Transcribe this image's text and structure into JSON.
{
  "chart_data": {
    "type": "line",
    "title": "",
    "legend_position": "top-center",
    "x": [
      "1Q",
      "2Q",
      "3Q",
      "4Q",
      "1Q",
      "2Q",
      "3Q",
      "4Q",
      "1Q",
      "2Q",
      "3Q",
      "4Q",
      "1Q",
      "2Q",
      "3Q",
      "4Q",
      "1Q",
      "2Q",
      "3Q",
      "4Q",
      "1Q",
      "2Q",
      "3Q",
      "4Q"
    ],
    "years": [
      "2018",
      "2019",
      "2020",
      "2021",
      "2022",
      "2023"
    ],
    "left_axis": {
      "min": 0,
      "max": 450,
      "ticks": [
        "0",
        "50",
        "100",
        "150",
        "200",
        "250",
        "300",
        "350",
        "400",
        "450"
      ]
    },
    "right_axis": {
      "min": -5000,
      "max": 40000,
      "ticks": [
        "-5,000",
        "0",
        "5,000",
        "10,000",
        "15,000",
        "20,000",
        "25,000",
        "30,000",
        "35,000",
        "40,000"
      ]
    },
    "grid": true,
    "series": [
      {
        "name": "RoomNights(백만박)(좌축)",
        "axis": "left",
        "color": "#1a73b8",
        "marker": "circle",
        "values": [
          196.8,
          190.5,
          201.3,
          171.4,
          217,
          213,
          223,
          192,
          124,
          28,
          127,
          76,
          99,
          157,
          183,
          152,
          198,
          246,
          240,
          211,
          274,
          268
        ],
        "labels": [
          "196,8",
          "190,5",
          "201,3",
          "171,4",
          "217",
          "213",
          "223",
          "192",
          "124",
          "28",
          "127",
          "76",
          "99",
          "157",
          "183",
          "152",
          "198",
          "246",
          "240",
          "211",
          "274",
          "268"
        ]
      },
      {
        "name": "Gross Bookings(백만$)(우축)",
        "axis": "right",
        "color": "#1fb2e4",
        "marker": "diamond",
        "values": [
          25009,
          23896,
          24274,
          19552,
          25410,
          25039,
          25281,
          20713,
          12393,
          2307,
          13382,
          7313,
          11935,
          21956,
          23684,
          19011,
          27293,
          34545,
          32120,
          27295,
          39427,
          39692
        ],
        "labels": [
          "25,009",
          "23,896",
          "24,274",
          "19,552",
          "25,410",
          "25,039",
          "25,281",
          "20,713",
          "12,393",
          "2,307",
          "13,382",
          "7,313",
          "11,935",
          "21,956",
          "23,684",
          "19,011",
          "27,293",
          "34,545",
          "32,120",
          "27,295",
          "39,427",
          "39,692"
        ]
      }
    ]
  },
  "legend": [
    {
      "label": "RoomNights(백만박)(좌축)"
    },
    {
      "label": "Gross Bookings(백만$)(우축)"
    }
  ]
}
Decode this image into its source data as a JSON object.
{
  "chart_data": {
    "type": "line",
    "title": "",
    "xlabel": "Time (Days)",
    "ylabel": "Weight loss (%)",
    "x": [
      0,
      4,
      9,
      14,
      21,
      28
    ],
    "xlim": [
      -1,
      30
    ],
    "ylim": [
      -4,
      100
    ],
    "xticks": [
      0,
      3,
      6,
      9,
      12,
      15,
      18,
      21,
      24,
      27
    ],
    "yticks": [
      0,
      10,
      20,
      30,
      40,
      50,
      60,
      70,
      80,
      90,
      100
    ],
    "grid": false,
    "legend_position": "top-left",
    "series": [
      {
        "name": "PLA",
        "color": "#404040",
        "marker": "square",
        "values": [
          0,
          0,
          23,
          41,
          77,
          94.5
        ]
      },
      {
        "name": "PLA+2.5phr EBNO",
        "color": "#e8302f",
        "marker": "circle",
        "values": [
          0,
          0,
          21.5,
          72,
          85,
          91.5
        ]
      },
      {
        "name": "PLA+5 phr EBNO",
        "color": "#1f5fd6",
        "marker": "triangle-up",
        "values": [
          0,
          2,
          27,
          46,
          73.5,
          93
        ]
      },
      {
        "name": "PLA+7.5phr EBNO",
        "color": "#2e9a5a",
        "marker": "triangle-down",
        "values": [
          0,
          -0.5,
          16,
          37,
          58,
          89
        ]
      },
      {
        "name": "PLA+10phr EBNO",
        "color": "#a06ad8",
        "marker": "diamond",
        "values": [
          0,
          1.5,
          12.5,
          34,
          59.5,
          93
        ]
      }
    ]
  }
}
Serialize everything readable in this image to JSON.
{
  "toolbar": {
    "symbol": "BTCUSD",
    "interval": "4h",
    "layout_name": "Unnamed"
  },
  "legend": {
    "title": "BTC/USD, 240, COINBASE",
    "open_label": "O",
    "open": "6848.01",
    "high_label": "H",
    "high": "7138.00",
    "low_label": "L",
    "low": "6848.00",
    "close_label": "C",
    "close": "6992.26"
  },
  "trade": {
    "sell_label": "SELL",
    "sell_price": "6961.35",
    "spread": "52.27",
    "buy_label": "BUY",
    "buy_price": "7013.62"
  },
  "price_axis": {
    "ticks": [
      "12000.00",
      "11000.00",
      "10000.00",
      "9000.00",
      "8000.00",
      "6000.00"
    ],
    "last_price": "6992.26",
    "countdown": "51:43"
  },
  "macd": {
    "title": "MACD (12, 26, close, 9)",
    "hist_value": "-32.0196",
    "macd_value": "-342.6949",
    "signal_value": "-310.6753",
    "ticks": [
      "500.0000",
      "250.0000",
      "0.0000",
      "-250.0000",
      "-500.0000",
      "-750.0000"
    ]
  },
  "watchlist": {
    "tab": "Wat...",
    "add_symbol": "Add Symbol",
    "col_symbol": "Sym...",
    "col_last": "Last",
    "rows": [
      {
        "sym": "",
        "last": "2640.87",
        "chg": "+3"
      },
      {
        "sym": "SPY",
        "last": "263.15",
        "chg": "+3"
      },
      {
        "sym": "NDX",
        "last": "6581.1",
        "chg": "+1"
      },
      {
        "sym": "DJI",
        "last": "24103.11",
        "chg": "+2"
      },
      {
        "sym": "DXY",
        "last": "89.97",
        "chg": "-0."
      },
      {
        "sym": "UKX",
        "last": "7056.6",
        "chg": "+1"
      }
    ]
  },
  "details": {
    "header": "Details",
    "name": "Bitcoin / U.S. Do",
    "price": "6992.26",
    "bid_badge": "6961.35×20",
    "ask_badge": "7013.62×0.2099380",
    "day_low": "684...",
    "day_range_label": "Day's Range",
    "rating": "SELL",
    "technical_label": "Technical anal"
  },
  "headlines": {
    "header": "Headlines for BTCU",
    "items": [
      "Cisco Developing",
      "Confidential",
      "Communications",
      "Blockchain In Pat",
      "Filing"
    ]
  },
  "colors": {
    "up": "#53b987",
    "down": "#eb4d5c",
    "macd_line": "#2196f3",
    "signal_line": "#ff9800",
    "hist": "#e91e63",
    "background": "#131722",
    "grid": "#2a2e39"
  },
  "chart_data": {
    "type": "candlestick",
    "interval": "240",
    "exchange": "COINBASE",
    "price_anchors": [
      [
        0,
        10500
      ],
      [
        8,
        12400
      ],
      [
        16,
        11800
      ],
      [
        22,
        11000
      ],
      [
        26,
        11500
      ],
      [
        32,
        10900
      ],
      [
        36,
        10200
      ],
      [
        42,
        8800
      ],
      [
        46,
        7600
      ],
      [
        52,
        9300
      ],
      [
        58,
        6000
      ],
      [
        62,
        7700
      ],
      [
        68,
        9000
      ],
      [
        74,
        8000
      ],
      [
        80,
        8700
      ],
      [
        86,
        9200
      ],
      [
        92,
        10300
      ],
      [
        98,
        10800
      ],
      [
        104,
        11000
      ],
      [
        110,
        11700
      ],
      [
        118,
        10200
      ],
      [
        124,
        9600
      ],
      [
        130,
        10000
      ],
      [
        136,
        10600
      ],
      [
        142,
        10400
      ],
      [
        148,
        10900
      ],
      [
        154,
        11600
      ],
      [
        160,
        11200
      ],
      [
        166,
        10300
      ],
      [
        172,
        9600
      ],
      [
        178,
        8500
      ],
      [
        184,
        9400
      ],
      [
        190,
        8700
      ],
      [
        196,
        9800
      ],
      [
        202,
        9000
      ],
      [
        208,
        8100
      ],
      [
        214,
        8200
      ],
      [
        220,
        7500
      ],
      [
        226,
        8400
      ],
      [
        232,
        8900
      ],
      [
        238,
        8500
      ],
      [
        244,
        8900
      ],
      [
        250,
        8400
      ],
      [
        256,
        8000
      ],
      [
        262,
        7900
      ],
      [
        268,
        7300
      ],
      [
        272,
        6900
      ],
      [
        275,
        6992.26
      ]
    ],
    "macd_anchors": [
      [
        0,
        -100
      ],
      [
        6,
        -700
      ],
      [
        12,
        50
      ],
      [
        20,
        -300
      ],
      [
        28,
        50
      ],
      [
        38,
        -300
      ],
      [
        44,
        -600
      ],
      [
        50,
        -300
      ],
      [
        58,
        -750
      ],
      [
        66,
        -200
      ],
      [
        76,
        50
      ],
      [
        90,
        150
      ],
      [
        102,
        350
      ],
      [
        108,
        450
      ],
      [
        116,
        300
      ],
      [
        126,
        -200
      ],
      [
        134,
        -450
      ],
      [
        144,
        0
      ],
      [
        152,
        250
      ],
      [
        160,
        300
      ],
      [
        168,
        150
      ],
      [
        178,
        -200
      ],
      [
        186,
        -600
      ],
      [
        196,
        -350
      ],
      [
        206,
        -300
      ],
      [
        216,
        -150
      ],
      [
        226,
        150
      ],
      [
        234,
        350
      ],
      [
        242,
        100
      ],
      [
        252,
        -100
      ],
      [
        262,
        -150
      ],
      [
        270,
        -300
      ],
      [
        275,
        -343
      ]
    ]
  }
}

=======

## [Directive]
Only a number is wanted: how many lines of the data above contain "JSON"?

## [Written solution]
3